--- TASK ---
Can you write out all the lines word for word, with no pictures?

--- GIVEN DATA ---
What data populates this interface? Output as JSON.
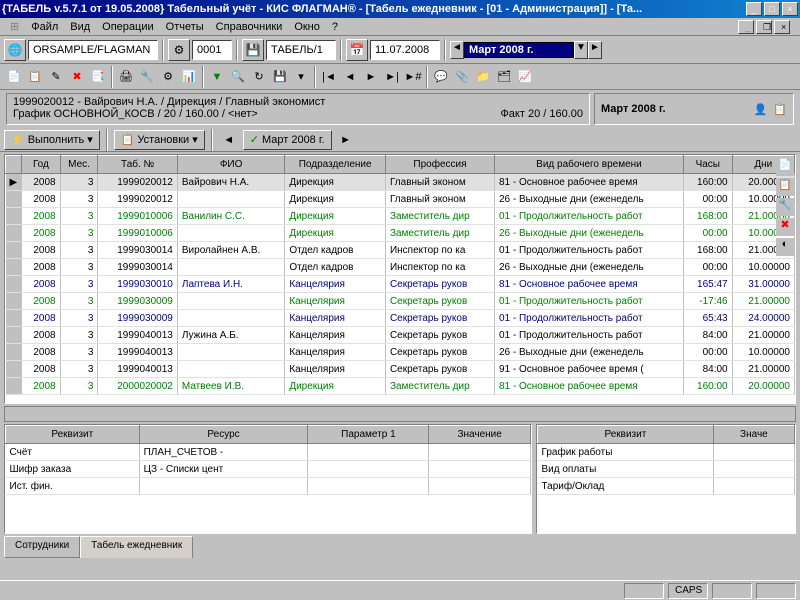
{
  "title": "{ТАБЕЛЬ v.5.7.1 от 19.05.2008} Табельный учёт - КИС ФЛАГМАН® - [Табель ежедневник - [01 - Администрация]] - [Та...",
  "menu": [
    "Файл",
    "Вид",
    "Операции",
    "Отчеты",
    "Справочники",
    "Окно",
    "?"
  ],
  "sysicon": "⊞",
  "tb": {
    "db": "ORSAMPLE/FLAGMAN",
    "org": "0001",
    "tabel": "ТАБЕЛЬ/1",
    "date": "11.07.2008",
    "period": "Март 2008 г."
  },
  "info": {
    "line1": "1999020012 - Вайрович Н.А.   /   Дирекция   /   Главный экономист",
    "line2": "График ОСНОВНОЙ_КОСВ / 20 / 160.00 / <нет>",
    "fact": "Факт 20 / 160.00",
    "period": "Март 2008 г."
  },
  "actions": {
    "exec": "Выполнить",
    "setup": "Установки",
    "period": "Март 2008 г."
  },
  "cols": [
    "Год",
    "Мес.",
    "Таб. №",
    "ФИО",
    "Подразделение",
    "Профессия",
    "Вид рабочего времени",
    "Часы",
    "Дни"
  ],
  "rows": [
    {
      "c": "",
      "y": "2008",
      "m": "3",
      "n": "1999020012",
      "f": "Вайрович Н.А.",
      "d": "Дирекция",
      "p": "Главный эконом",
      "v": "81 - Основное рабочее время",
      "h": "160:00",
      "dn": "20.00000"
    },
    {
      "c": "",
      "y": "2008",
      "m": "3",
      "n": "1999020012",
      "f": "",
      "d": "Дирекция",
      "p": "Главный эконом",
      "v": "26 - Выходные дни (еженедель",
      "h": "00:00",
      "dn": "10.00000"
    },
    {
      "c": "g",
      "y": "2008",
      "m": "3",
      "n": "1999010006",
      "f": "Ванилин С.С.",
      "d": "Дирекция",
      "p": "Заместитель дир",
      "v": "01 - Продолжительность работ",
      "h": "168:00",
      "dn": "21.00000"
    },
    {
      "c": "g",
      "y": "2008",
      "m": "3",
      "n": "1999010006",
      "f": "",
      "d": "Дирекция",
      "p": "Заместитель дир",
      "v": "26 - Выходные дни (еженедель",
      "h": "00:00",
      "dn": "10.00000"
    },
    {
      "c": "",
      "y": "2008",
      "m": "3",
      "n": "1999030014",
      "f": "Виролайнен А.В.",
      "d": "Отдел кадров",
      "p": "Инспектор по ка",
      "v": "01 - Продолжительность работ",
      "h": "168:00",
      "dn": "21.00000"
    },
    {
      "c": "",
      "y": "2008",
      "m": "3",
      "n": "1999030014",
      "f": "",
      "d": "Отдел кадров",
      "p": "Инспектор по ка",
      "v": "26 - Выходные дни (еженедель",
      "h": "00:00",
      "dn": "10.00000"
    },
    {
      "c": "b",
      "y": "2008",
      "m": "3",
      "n": "1999030010",
      "f": "Лаптева И.Н.",
      "d": "Канцелярия",
      "p": "Секретарь руков",
      "v": "81 - Основное рабочее время",
      "h": "165:47",
      "dn": "31.00000"
    },
    {
      "c": "g",
      "y": "2008",
      "m": "3",
      "n": "1999030009",
      "f": "",
      "d": "Канцелярия",
      "p": "Секретарь руков",
      "v": "01 - Продолжительность работ",
      "h": "-17:46",
      "dn": "21.00000"
    },
    {
      "c": "b",
      "y": "2008",
      "m": "3",
      "n": "1999030009",
      "f": "",
      "d": "Канцелярия",
      "p": "Секретарь руков",
      "v": "01 - Продолжительность работ",
      "h": "65:43",
      "dn": "24.00000"
    },
    {
      "c": "",
      "y": "2008",
      "m": "3",
      "n": "1999040013",
      "f": "Лужина А.Б.",
      "d": "Канцелярия",
      "p": "Секретарь руков",
      "v": "01 - Продолжительность работ",
      "h": "84:00",
      "dn": "21.00000"
    },
    {
      "c": "",
      "y": "2008",
      "m": "3",
      "n": "1999040013",
      "f": "",
      "d": "Канцелярия",
      "p": "Секретарь руков",
      "v": "26 - Выходные дни (еженедель",
      "h": "00:00",
      "dn": "10.00000"
    },
    {
      "c": "",
      "y": "2008",
      "m": "3",
      "n": "1999040013",
      "f": "",
      "d": "Канцелярия",
      "p": "Секретарь руков",
      "v": "91 - Основное рабочее время (",
      "h": "84:00",
      "dn": "21.00000"
    },
    {
      "c": "g",
      "y": "2008",
      "m": "3",
      "n": "2000020002",
      "f": "Матвеев И.В.",
      "d": "Дирекция",
      "p": "Заместитель дир",
      "v": "81 - Основное рабочее время",
      "h": "160:00",
      "dn": "20.00000"
    }
  ],
  "bcols1": [
    "Реквизит",
    "Ресурс",
    "Параметр 1",
    "Значение"
  ],
  "brows1": [
    {
      "r": "Счёт",
      "res": "ПЛАН_СЧЕТОВ -"
    },
    {
      "r": "Шифр заказа",
      "res": "ЦЗ - Списки цент"
    },
    {
      "r": "Ист. фин."
    }
  ],
  "bcols2": [
    "Реквизит",
    "Значе"
  ],
  "brows2": [
    "График работы",
    "Вид оплаты",
    "Тариф/Оклад"
  ],
  "tabs": [
    "Сотрудники",
    "Табель ежедневник"
  ],
  "status": {
    "caps": "CAPS"
  }
}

--- TASK SOLUTION ---
What data populates this interface? Output as JSON.
{
  "title": "{ТАБЕЛЬ v.5.7.1 от 19.05.2008} Табельный учёт - КИС ФЛАГМАН® - [Табель ежедневник - [01 - Администрация]] - [Та...",
  "menu": [
    "Файл",
    "Вид",
    "Операции",
    "Отчеты",
    "Справочники",
    "Окно",
    "?"
  ],
  "sysicon": "⊞",
  "tb": {
    "db": "ORSAMPLE/FLAGMAN",
    "org": "0001",
    "tabel": "ТАБЕЛЬ/1",
    "date": "11.07.2008",
    "period": "Март 2008 г."
  },
  "info": {
    "line1": "1999020012 - Вайрович Н.А.   /   Дирекция   /   Главный экономист",
    "line2": "График ОСНОВНОЙ_КОСВ / 20 / 160.00 / <нет>",
    "fact": "Факт 20 / 160.00",
    "period": "Март 2008 г."
  },
  "actions": {
    "exec": "Выполнить",
    "setup": "Установки",
    "period": "Март 2008 г."
  },
  "cols": [
    "Год",
    "Мес.",
    "Таб. №",
    "ФИО",
    "Подразделение",
    "Профессия",
    "Вид рабочего времени",
    "Часы",
    "Дни"
  ],
  "rows": [
    {
      "c": "",
      "y": "2008",
      "m": "3",
      "n": "1999020012",
      "f": "Вайрович Н.А.",
      "d": "Дирекция",
      "p": "Главный эконом",
      "v": "81 - Основное рабочее время",
      "h": "160:00",
      "dn": "20.00000"
    },
    {
      "c": "",
      "y": "2008",
      "m": "3",
      "n": "1999020012",
      "f": "",
      "d": "Дирекция",
      "p": "Главный эконом",
      "v": "26 - Выходные дни (еженедель",
      "h": "00:00",
      "dn": "10.00000"
    },
    {
      "c": "g",
      "y": "2008",
      "m": "3",
      "n": "1999010006",
      "f": "Ванилин С.С.",
      "d": "Дирекция",
      "p": "Заместитель дир",
      "v": "01 - Продолжительность работ",
      "h": "168:00",
      "dn": "21.00000"
    },
    {
      "c": "g",
      "y": "2008",
      "m": "3",
      "n": "1999010006",
      "f": "",
      "d": "Дирекция",
      "p": "Заместитель дир",
      "v": "26 - Выходные дни (еженедель",
      "h": "00:00",
      "dn": "10.00000"
    },
    {
      "c": "",
      "y": "2008",
      "m": "3",
      "n": "1999030014",
      "f": "Виролайнен А.В.",
      "d": "Отдел кадров",
      "p": "Инспектор по ка",
      "v": "01 - Продолжительность работ",
      "h": "168:00",
      "dn": "21.00000"
    },
    {
      "c": "",
      "y": "2008",
      "m": "3",
      "n": "1999030014",
      "f": "",
      "d": "Отдел кадров",
      "p": "Инспектор по ка",
      "v": "26 - Выходные дни (еженедель",
      "h": "00:00",
      "dn": "10.00000"
    },
    {
      "c": "b",
      "y": "2008",
      "m": "3",
      "n": "1999030010",
      "f": "Лаптева И.Н.",
      "d": "Канцелярия",
      "p": "Секретарь руков",
      "v": "81 - Основное рабочее время",
      "h": "165:47",
      "dn": "31.00000"
    },
    {
      "c": "g",
      "y": "2008",
      "m": "3",
      "n": "1999030009",
      "f": "",
      "d": "Канцелярия",
      "p": "Секретарь руков",
      "v": "01 - Продолжительность работ",
      "h": "-17:46",
      "dn": "21.00000"
    },
    {
      "c": "b",
      "y": "2008",
      "m": "3",
      "n": "1999030009",
      "f": "",
      "d": "Канцелярия",
      "p": "Секретарь руков",
      "v": "01 - Продолжительность работ",
      "h": "65:43",
      "dn": "24.00000"
    },
    {
      "c": "",
      "y": "2008",
      "m": "3",
      "n": "1999040013",
      "f": "Лужина А.Б.",
      "d": "Канцелярия",
      "p": "Секретарь руков",
      "v": "01 - Продолжительность работ",
      "h": "84:00",
      "dn": "21.00000"
    },
    {
      "c": "",
      "y": "2008",
      "m": "3",
      "n": "1999040013",
      "f": "",
      "d": "Канцелярия",
      "p": "Секретарь руков",
      "v": "26 - Выходные дни (еженедель",
      "h": "00:00",
      "dn": "10.00000"
    },
    {
      "c": "",
      "y": "2008",
      "m": "3",
      "n": "1999040013",
      "f": "",
      "d": "Канцелярия",
      "p": "Секретарь руков",
      "v": "91 - Основное рабочее время (",
      "h": "84:00",
      "dn": "21.00000"
    },
    {
      "c": "g",
      "y": "2008",
      "m": "3",
      "n": "2000020002",
      "f": "Матвеев И.В.",
      "d": "Дирекция",
      "p": "Заместитель дир",
      "v": "81 - Основное рабочее время",
      "h": "160:00",
      "dn": "20.00000"
    }
  ],
  "bcols1": [
    "Реквизит",
    "Ресурс",
    "Параметр 1",
    "Значение"
  ],
  "brows1": [
    {
      "r": "Счёт",
      "res": "ПЛАН_СЧЕТОВ -"
    },
    {
      "r": "Шифр заказа",
      "res": "ЦЗ - Списки цент"
    },
    {
      "r": "Ист. фин."
    }
  ],
  "bcols2": [
    "Реквизит",
    "Значе"
  ],
  "brows2": [
    "График работы",
    "Вид оплаты",
    "Тариф/Оклад"
  ],
  "tabs": [
    "Сотрудники",
    "Табель ежедневник"
  ],
  "status": {
    "caps": "CAPS"
  }
}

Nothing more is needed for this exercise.